━━━━━ RECORD EXCERPTS ━━━━━

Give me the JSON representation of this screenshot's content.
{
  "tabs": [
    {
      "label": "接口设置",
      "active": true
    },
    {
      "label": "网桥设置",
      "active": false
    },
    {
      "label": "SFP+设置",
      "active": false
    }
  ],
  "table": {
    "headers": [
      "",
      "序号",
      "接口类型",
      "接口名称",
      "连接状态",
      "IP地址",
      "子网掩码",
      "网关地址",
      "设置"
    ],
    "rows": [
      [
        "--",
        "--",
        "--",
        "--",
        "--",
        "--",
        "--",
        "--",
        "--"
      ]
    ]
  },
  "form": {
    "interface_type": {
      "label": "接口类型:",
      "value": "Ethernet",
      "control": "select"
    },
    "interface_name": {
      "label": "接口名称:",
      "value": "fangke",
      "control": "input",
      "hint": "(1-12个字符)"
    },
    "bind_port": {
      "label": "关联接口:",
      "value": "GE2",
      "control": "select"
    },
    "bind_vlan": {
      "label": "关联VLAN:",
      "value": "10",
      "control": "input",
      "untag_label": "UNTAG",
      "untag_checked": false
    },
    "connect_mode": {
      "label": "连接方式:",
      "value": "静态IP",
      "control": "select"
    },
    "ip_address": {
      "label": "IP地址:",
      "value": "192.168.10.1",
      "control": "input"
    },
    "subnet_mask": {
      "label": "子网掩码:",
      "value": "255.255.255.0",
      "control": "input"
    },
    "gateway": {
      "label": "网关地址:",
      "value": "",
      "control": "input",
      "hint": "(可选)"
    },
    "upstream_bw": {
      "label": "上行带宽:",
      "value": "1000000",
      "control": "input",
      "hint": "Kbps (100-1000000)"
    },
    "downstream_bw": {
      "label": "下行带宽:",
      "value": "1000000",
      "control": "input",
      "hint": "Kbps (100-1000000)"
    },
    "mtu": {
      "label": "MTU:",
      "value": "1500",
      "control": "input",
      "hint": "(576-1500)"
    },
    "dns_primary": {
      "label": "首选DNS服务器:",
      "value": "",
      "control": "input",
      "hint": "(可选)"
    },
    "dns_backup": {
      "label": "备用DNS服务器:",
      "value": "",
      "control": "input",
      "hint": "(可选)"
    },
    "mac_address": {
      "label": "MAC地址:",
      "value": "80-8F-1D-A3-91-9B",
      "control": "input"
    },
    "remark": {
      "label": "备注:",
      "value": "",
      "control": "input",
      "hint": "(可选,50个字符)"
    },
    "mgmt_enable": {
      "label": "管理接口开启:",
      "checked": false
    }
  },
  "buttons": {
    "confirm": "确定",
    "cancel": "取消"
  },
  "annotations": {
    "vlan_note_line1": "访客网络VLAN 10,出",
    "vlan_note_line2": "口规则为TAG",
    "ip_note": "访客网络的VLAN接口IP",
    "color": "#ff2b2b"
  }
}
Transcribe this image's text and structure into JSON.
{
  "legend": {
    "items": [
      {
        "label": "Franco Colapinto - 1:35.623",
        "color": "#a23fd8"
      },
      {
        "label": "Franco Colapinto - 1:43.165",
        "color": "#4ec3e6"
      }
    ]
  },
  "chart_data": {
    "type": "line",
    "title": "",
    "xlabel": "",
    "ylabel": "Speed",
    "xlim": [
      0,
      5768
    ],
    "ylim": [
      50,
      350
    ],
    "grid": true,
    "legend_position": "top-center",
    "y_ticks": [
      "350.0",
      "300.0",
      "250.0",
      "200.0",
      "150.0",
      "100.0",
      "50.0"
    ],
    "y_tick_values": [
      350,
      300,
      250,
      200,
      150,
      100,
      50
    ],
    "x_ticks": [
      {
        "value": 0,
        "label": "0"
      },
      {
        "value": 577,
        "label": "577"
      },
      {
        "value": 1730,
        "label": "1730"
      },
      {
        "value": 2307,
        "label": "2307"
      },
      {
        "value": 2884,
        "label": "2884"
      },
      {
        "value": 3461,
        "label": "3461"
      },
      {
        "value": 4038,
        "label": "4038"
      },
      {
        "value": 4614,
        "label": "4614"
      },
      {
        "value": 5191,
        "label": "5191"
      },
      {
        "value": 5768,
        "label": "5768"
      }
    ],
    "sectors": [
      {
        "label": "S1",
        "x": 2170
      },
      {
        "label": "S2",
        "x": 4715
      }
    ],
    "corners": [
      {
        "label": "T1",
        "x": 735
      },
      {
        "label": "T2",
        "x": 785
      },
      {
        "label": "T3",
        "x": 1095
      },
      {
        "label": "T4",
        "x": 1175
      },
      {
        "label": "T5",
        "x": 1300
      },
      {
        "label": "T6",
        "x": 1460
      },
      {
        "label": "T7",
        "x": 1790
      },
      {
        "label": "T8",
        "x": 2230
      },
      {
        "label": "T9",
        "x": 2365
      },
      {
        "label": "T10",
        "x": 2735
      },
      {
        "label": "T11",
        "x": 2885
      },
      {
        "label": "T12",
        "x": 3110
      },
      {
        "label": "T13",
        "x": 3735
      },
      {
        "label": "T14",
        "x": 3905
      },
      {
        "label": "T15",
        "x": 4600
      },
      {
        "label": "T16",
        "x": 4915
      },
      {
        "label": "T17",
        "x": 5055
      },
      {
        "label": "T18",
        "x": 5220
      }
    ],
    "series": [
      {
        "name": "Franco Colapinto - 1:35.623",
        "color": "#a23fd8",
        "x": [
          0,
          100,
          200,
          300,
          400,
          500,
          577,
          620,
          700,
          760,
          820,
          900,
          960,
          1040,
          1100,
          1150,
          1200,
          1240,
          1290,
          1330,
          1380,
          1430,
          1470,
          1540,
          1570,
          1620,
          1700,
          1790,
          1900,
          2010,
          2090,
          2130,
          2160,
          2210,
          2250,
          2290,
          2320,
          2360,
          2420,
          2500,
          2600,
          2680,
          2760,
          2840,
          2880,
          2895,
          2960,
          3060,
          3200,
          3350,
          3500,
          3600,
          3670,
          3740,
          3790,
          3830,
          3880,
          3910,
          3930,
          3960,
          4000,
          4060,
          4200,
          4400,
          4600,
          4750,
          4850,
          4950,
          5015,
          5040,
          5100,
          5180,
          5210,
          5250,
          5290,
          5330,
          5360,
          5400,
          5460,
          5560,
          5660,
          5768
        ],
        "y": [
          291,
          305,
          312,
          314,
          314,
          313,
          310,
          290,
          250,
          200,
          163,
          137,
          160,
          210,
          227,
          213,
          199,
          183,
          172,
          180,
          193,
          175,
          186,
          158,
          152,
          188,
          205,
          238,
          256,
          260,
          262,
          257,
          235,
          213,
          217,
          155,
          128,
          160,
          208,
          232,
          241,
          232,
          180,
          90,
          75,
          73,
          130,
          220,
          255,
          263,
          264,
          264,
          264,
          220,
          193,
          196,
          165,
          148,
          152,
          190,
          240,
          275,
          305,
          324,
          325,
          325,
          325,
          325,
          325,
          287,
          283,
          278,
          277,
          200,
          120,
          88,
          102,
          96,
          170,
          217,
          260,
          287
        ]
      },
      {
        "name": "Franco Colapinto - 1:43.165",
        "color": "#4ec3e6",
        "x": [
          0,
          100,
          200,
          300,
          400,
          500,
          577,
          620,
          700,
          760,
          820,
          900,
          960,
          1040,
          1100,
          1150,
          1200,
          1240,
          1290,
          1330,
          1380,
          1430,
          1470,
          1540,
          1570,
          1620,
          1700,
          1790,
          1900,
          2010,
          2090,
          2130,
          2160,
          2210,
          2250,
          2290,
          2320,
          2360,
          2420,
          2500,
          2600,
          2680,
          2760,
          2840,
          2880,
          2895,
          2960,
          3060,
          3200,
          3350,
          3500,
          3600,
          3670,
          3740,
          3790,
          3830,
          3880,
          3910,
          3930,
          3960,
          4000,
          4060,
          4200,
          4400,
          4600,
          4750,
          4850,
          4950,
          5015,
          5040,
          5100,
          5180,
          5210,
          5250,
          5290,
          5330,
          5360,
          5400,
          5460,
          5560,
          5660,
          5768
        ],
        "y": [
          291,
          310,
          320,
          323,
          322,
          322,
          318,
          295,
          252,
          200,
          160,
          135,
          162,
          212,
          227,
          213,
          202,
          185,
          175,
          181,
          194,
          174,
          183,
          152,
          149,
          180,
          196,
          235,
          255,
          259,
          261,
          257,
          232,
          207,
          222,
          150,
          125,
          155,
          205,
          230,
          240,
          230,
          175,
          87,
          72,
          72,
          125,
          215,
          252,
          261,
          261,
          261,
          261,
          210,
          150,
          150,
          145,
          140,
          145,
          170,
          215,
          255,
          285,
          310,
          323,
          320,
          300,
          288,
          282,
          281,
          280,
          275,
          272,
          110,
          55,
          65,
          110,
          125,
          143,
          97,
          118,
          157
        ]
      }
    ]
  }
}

━━━━━

== WHAT YOU HAVE TO DO ==
What is the number of lines that hold the string "color"? Reply with that number alone.

== EXERCISE RESULT ==
5